------ TASK INPUTS

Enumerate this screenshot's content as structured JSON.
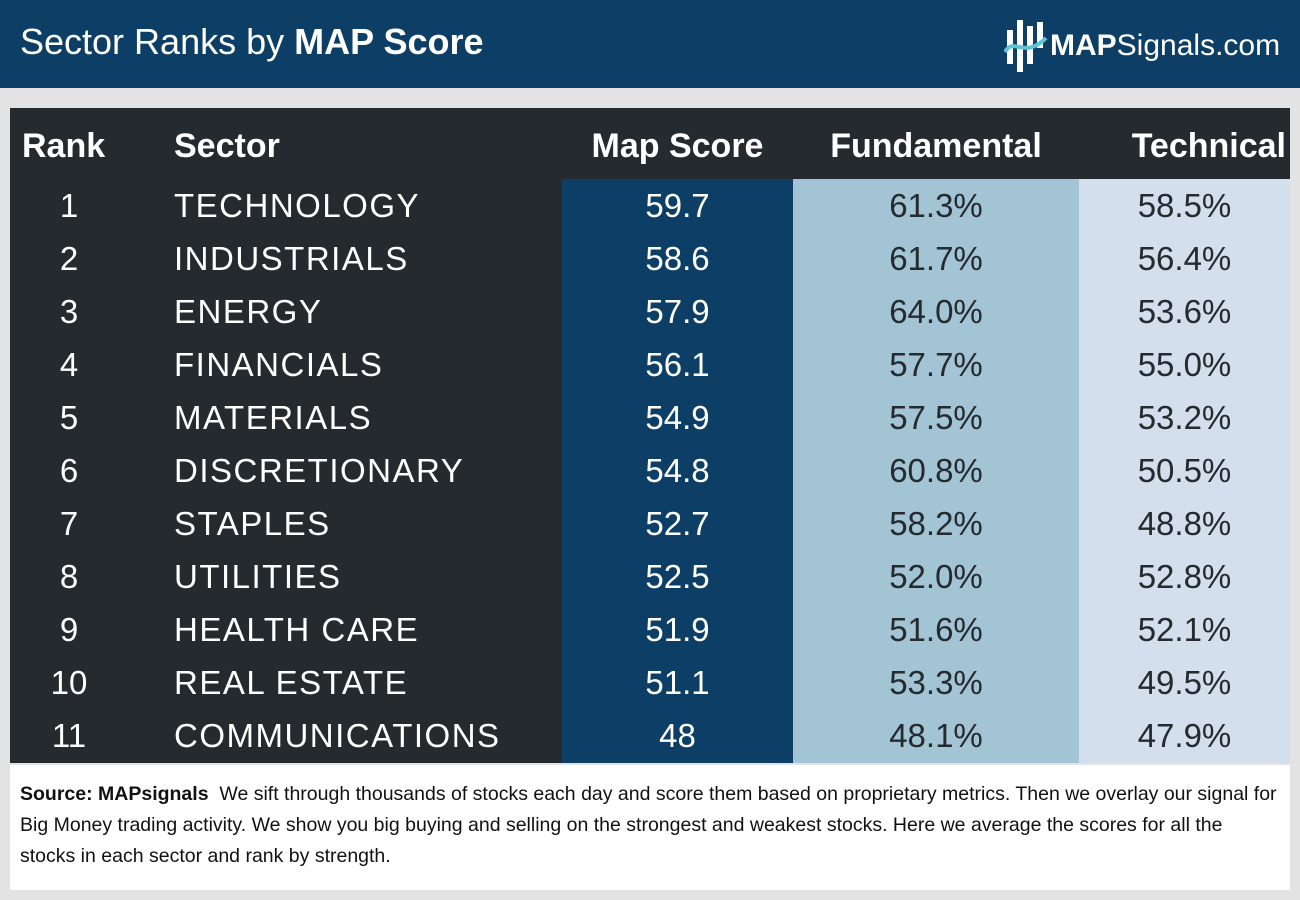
{
  "header": {
    "title_prefix": "Sector Ranks by ",
    "title_bold": "MAP Score",
    "brand_bold": "MAP",
    "brand_rest": "Signals.com",
    "brand_icon": "bar-chart-logo-icon"
  },
  "colors": {
    "header_bg": "#0d3f66",
    "table_bg": "#252a2f",
    "map_col": "#0d3f66",
    "fund_col": "#a2c4d5",
    "tech_col": "#d3dfec"
  },
  "chart_data": {
    "type": "table",
    "title": "Sector Ranks by MAP Score",
    "columns": [
      "Rank",
      "Sector",
      "Map Score",
      "Fundamental",
      "Technical"
    ],
    "rows": [
      {
        "rank": "1",
        "sector": "TECHNOLOGY",
        "map_score": "59.7",
        "fundamental": "61.3%",
        "technical": "58.5%"
      },
      {
        "rank": "2",
        "sector": "INDUSTRIALS",
        "map_score": "58.6",
        "fundamental": "61.7%",
        "technical": "56.4%"
      },
      {
        "rank": "3",
        "sector": "ENERGY",
        "map_score": "57.9",
        "fundamental": "64.0%",
        "technical": "53.6%"
      },
      {
        "rank": "4",
        "sector": "FINANCIALS",
        "map_score": "56.1",
        "fundamental": "57.7%",
        "technical": "55.0%"
      },
      {
        "rank": "5",
        "sector": "MATERIALS",
        "map_score": "54.9",
        "fundamental": "57.5%",
        "technical": "53.2%"
      },
      {
        "rank": "6",
        "sector": "DISCRETIONARY",
        "map_score": "54.8",
        "fundamental": "60.8%",
        "technical": "50.5%"
      },
      {
        "rank": "7",
        "sector": "STAPLES",
        "map_score": "52.7",
        "fundamental": "58.2%",
        "technical": "48.8%"
      },
      {
        "rank": "8",
        "sector": "UTILITIES",
        "map_score": "52.5",
        "fundamental": "52.0%",
        "technical": "52.8%"
      },
      {
        "rank": "9",
        "sector": "HEALTH CARE",
        "map_score": "51.9",
        "fundamental": "51.6%",
        "technical": "52.1%"
      },
      {
        "rank": "10",
        "sector": "REAL ESTATE",
        "map_score": "51.1",
        "fundamental": "53.3%",
        "technical": "49.5%"
      },
      {
        "rank": "11",
        "sector": "COMMUNICATIONS",
        "map_score": "48",
        "fundamental": "48.1%",
        "technical": "47.9%"
      }
    ]
  },
  "footer": {
    "source_label": "Source:  MAPsignals",
    "text": "We sift through thousands of stocks each day and score them based on proprietary metrics. Then we overlay our signal for Big Money trading activity. We show you big buying and selling on the strongest and weakest stocks. Here we average the scores for all the stocks in each sector and rank by strength."
  }
}
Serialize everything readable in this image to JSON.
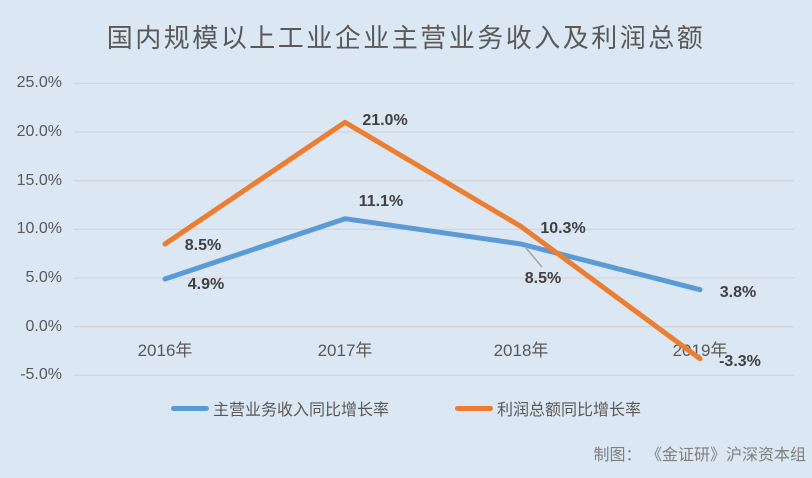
{
  "title": "国内规模以上工业企业主营业务收入及利润总额",
  "chart_data": {
    "type": "line",
    "categories": [
      "2016年",
      "2017年",
      "2018年",
      "2019年"
    ],
    "series": [
      {
        "name": "主营业务收入同比增长率",
        "color": "#5b9bd5",
        "values": [
          4.9,
          11.1,
          8.5,
          3.8
        ],
        "labels": [
          "4.9%",
          "11.1%",
          "8.5%",
          "3.8%"
        ],
        "label_offsets": [
          [
            41,
            6
          ],
          [
            36,
            -17
          ],
          [
            22,
            35
          ],
          [
            38,
            3
          ]
        ]
      },
      {
        "name": "利润总额同比增长率",
        "color": "#ed7d31",
        "values": [
          8.5,
          21.0,
          10.3,
          -3.3
        ],
        "labels": [
          "8.5%",
          "21.0%",
          "10.3%",
          "-3.3%"
        ],
        "label_offsets": [
          [
            38,
            2
          ],
          [
            40,
            -1
          ],
          [
            42,
            3
          ],
          [
            40,
            3
          ]
        ]
      }
    ],
    "title": "国内规模以上工业企业主营业务收入及利润总额",
    "xlabel": "",
    "ylabel": "",
    "ylim": [
      -5,
      25
    ],
    "yticks": [
      {
        "value": 25,
        "label": "25.0%"
      },
      {
        "value": 20,
        "label": "20.0%"
      },
      {
        "value": 15,
        "label": "15.0%"
      },
      {
        "value": 10,
        "label": "10.0%"
      },
      {
        "value": 5,
        "label": "5.0%"
      },
      {
        "value": 0,
        "label": "0.0%"
      },
      {
        "value": -5,
        "label": "-5.0%"
      }
    ],
    "grid": true,
    "legend_position": "bottom",
    "leader_line": [
      [
        526,
        248
      ],
      [
        542,
        267
      ]
    ]
  },
  "legend": {
    "items": [
      {
        "label": "主营业务收入同比增长率",
        "color": "#5b9bd5"
      },
      {
        "label": "利润总额同比增长率",
        "color": "#ed7d31"
      }
    ]
  },
  "credit": "制图： 《金证研》沪深资本组",
  "colors": {
    "background": "#dbe7f3",
    "gridline": "#d2d7dc",
    "title_text": "#595959",
    "axis_text": "#595959",
    "data_label_text": "#404040",
    "leader_line": "#a6a6a6",
    "credit_text": "#7f7f7f"
  }
}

------------

__PROMPT__
Pictures in the records above are not copied; print everything else exactly.

__FULL ANSWER__
Enumerate this screenshot's content as structured JSON.
{
  "header": {
    "title_prefix": "Sector Ranks by ",
    "title_bold": "MAP Score",
    "brand_bold": "MAP",
    "brand_rest": "Signals.com",
    "brand_icon": "bar-chart-logo-icon"
  },
  "colors": {
    "header_bg": "#0d3f66",
    "table_bg": "#252a2f",
    "map_col": "#0d3f66",
    "fund_col": "#a2c4d5",
    "tech_col": "#d3dfec"
  },
  "chart_data": {
    "type": "table",
    "title": "Sector Ranks by MAP Score",
    "columns": [
      "Rank",
      "Sector",
      "Map Score",
      "Fundamental",
      "Technical"
    ],
    "rows": [
      {
        "rank": "1",
        "sector": "TECHNOLOGY",
        "map_score": "59.7",
        "fundamental": "61.3%",
        "technical": "58.5%"
      },
      {
        "rank": "2",
        "sector": "INDUSTRIALS",
        "map_score": "58.6",
        "fundamental": "61.7%",
        "technical": "56.4%"
      },
      {
        "rank": "3",
        "sector": "ENERGY",
        "map_score": "57.9",
        "fundamental": "64.0%",
        "technical": "53.6%"
      },
      {
        "rank": "4",
        "sector": "FINANCIALS",
        "map_score": "56.1",
        "fundamental": "57.7%",
        "technical": "55.0%"
      },
      {
        "rank": "5",
        "sector": "MATERIALS",
        "map_score": "54.9",
        "fundamental": "57.5%",
        "technical": "53.2%"
      },
      {
        "rank": "6",
        "sector": "DISCRETIONARY",
        "map_score": "54.8",
        "fundamental": "60.8%",
        "technical": "50.5%"
      },
      {
        "rank": "7",
        "sector": "STAPLES",
        "map_score": "52.7",
        "fundamental": "58.2%",
        "technical": "48.8%"
      },
      {
        "rank": "8",
        "sector": "UTILITIES",
        "map_score": "52.5",
        "fundamental": "52.0%",
        "technical": "52.8%"
      },
      {
        "rank": "9",
        "sector": "HEALTH CARE",
        "map_score": "51.9",
        "fundamental": "51.6%",
        "technical": "52.1%"
      },
      {
        "rank": "10",
        "sector": "REAL ESTATE",
        "map_score": "51.1",
        "fundamental": "53.3%",
        "technical": "49.5%"
      },
      {
        "rank": "11",
        "sector": "COMMUNICATIONS",
        "map_score": "48",
        "fundamental": "48.1%",
        "technical": "47.9%"
      }
    ]
  },
  "footer": {
    "source_label": "Source:  MAPsignals",
    "text": "We sift through thousands of stocks each day and score them based on proprietary metrics. Then we overlay our signal for Big Money trading activity. We show you big buying and selling on the strongest and weakest stocks. Here we average the scores for all the stocks in each sector and rank by strength."
  }
}
Serialize everything readable in this image to JSON.
{
  "title": "国内规模以上工业企业主营业务收入及利润总额",
  "chart_data": {
    "type": "line",
    "categories": [
      "2016年",
      "2017年",
      "2018年",
      "2019年"
    ],
    "series": [
      {
        "name": "主营业务收入同比增长率",
        "color": "#5b9bd5",
        "values": [
          4.9,
          11.1,
          8.5,
          3.8
        ],
        "labels": [
          "4.9%",
          "11.1%",
          "8.5%",
          "3.8%"
        ],
        "label_offsets": [
          [
            41,
            6
          ],
          [
            36,
            -17
          ],
          [
            22,
            35
          ],
          [
            38,
            3
          ]
        ]
      },
      {
        "name": "利润总额同比增长率",
        "color": "#ed7d31",
        "values": [
          8.5,
          21.0,
          10.3,
          -3.3
        ],
        "labels": [
          "8.5%",
          "21.0%",
          "10.3%",
          "-3.3%"
        ],
        "label_offsets": [
          [
            38,
            2
          ],
          [
            40,
            -1
          ],
          [
            42,
            3
          ],
          [
            40,
            3
          ]
        ]
      }
    ],
    "title": "国内规模以上工业企业主营业务收入及利润总额",
    "xlabel": "",
    "ylabel": "",
    "ylim": [
      -5,
      25
    ],
    "yticks": [
      {
        "value": 25,
        "label": "25.0%"
      },
      {
        "value": 20,
        "label": "20.0%"
      },
      {
        "value": 15,
        "label": "15.0%"
      },
      {
        "value": 10,
        "label": "10.0%"
      },
      {
        "value": 5,
        "label": "5.0%"
      },
      {
        "value": 0,
        "label": "0.0%"
      },
      {
        "value": -5,
        "label": "-5.0%"
      }
    ],
    "grid": true,
    "legend_position": "bottom",
    "leader_line": [
      [
        526,
        248
      ],
      [
        542,
        267
      ]
    ]
  },
  "legend": {
    "items": [
      {
        "label": "主营业务收入同比增长率",
        "color": "#5b9bd5"
      },
      {
        "label": "利润总额同比增长率",
        "color": "#ed7d31"
      }
    ]
  },
  "credit": "制图： 《金证研》沪深资本组",
  "colors": {
    "background": "#dbe7f3",
    "gridline": "#d2d7dc",
    "title_text": "#595959",
    "axis_text": "#595959",
    "data_label_text": "#404040",
    "leader_line": "#a6a6a6",
    "credit_text": "#7f7f7f"
  }
}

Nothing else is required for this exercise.